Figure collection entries
== == ==
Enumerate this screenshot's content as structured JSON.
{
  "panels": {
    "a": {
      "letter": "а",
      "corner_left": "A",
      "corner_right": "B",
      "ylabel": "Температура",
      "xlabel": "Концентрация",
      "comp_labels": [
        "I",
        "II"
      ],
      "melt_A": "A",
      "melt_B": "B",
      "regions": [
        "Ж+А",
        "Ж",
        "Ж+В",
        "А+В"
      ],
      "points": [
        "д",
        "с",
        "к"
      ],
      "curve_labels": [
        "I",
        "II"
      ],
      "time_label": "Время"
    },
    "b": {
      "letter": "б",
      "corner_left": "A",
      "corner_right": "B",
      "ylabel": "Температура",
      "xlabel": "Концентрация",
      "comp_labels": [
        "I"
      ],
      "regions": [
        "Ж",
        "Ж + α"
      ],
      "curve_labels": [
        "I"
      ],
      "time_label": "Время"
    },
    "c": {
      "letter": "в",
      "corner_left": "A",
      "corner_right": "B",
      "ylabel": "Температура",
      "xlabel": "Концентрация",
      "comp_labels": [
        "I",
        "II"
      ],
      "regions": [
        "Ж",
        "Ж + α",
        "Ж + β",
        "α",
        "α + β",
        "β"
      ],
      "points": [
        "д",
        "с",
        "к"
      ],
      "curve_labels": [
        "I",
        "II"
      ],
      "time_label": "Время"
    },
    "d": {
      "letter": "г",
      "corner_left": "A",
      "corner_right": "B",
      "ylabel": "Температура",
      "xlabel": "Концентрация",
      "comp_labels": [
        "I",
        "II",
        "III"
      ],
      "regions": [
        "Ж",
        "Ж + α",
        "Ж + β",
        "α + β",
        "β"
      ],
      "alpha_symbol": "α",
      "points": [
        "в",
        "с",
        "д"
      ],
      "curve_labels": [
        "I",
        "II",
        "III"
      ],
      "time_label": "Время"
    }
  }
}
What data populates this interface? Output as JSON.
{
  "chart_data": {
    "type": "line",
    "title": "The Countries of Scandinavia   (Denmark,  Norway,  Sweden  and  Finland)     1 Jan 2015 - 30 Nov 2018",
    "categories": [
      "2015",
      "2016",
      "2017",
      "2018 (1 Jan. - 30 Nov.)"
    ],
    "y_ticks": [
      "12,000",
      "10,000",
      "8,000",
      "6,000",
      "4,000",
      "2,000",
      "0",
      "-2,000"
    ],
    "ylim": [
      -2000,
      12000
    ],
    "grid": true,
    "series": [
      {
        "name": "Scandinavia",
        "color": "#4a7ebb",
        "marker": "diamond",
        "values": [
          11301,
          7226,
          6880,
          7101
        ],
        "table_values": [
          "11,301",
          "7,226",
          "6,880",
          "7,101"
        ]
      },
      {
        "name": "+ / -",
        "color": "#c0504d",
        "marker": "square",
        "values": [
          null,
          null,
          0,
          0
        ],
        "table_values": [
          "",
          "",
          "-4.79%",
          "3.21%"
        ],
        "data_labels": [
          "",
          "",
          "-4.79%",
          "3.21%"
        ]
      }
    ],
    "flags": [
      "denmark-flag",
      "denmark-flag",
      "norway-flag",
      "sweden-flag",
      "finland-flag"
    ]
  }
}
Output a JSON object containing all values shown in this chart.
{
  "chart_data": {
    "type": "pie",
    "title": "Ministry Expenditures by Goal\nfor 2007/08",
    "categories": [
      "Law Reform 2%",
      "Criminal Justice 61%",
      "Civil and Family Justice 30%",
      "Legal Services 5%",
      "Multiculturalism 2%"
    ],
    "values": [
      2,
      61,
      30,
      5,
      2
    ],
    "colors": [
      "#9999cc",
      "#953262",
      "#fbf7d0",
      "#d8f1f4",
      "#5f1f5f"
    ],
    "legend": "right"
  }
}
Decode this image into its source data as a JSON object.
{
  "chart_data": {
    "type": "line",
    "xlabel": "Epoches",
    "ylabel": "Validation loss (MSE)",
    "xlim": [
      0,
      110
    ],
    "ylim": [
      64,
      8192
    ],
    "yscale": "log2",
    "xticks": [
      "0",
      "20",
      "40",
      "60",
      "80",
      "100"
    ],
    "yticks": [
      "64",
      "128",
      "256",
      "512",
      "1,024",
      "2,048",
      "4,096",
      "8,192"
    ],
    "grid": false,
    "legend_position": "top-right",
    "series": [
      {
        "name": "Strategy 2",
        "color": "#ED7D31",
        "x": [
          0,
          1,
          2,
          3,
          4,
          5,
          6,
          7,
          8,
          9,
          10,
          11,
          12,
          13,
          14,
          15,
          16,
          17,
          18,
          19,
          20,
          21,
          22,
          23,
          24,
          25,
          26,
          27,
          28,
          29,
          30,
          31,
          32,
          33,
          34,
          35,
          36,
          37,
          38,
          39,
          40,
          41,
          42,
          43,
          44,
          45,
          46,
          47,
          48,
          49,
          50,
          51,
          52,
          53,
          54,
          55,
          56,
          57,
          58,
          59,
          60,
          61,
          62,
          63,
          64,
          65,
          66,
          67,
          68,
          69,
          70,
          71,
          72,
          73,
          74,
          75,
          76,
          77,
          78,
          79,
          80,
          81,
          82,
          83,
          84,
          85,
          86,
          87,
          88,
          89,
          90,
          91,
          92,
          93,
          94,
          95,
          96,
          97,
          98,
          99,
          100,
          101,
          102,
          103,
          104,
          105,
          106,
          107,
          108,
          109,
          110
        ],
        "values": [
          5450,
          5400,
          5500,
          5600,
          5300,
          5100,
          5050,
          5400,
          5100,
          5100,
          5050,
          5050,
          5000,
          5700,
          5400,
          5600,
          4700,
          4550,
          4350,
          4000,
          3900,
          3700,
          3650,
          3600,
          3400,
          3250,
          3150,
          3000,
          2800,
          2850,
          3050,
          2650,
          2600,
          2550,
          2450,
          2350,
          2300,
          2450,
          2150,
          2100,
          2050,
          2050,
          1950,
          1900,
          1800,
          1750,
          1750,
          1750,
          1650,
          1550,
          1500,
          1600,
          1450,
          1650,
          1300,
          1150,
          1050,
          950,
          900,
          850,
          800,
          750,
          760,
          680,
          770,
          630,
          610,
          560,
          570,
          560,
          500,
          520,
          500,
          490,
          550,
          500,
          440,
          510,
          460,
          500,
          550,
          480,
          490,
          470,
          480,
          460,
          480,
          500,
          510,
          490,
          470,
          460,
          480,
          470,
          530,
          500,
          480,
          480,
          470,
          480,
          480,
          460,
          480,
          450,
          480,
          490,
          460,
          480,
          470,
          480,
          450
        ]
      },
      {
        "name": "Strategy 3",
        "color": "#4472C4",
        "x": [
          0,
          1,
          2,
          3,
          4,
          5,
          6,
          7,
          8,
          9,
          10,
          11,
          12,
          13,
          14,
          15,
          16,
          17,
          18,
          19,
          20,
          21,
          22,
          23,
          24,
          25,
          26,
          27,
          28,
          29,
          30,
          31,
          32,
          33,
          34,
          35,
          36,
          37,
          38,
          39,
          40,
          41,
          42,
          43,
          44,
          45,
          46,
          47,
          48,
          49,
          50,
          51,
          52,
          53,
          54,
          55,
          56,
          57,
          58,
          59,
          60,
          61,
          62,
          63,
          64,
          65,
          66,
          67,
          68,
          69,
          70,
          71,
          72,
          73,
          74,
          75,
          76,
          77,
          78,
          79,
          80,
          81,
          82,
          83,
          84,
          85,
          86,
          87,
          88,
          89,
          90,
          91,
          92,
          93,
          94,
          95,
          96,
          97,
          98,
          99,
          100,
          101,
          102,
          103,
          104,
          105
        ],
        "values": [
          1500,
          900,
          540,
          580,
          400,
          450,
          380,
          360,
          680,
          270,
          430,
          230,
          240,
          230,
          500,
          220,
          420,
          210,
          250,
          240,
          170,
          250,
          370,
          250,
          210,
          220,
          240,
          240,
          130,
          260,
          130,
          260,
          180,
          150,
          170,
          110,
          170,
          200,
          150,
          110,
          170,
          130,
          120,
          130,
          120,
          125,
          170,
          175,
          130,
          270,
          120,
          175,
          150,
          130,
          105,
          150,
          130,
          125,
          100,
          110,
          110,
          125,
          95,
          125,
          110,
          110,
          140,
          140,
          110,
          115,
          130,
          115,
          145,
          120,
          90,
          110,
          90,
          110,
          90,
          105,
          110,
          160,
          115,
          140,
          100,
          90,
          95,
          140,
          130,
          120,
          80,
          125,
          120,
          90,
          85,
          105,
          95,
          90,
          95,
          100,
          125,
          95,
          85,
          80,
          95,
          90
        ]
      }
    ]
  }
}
== == ==
**TASK**
Identify the lines that contain the string "object", and copy every one of them.

**COMPLETE OUTPUT**
Output a JSON object containing all values shown in this chart.
Decode this image into its source data as a JSON object.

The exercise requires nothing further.